__What is required__. Tell me how many lines hold "sucha", please, using only the number.

[START Source records]

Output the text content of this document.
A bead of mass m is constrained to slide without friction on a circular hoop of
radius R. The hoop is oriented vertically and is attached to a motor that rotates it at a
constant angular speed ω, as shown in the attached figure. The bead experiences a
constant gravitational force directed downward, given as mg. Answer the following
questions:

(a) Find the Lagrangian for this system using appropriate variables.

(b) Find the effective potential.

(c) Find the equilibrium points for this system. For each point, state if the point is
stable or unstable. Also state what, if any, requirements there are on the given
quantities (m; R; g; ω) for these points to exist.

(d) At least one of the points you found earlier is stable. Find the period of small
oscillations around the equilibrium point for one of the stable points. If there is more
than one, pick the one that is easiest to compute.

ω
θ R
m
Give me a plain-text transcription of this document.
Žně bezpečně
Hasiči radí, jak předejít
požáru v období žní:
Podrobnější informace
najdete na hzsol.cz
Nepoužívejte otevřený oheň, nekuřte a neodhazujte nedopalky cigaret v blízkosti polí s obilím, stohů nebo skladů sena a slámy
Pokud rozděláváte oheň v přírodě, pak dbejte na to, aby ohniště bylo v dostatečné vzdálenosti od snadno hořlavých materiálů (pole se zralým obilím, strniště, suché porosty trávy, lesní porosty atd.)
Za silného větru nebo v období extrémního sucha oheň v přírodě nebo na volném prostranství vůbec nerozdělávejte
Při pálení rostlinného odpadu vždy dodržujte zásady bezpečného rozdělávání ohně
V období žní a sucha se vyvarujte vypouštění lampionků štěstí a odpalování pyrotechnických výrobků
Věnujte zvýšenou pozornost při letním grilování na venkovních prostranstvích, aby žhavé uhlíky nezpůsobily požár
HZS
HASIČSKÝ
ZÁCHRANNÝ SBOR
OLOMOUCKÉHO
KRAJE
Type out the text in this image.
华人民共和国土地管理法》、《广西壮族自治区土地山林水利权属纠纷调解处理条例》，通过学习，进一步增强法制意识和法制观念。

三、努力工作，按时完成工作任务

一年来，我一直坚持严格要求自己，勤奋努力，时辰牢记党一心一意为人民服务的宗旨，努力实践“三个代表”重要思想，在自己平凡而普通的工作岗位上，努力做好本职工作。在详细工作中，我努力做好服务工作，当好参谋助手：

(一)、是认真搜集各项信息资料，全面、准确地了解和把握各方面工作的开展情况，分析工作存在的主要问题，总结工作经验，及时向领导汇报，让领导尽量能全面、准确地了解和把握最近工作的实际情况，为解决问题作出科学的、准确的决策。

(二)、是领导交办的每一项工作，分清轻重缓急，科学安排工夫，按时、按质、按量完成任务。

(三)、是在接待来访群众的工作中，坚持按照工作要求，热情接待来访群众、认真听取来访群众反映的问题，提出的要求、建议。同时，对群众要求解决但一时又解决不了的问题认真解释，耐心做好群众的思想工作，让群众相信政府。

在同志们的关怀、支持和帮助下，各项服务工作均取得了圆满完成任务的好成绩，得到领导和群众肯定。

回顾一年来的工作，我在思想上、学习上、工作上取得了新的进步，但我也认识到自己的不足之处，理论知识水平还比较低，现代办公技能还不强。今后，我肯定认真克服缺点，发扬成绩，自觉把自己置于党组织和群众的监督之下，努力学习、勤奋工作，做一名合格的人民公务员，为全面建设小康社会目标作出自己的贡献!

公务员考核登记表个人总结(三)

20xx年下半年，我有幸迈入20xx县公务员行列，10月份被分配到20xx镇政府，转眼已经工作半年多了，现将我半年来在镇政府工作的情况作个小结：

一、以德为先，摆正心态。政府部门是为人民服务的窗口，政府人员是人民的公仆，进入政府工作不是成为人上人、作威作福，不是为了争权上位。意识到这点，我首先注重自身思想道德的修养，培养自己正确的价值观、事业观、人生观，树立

[END Source records]

__Written reply__. 2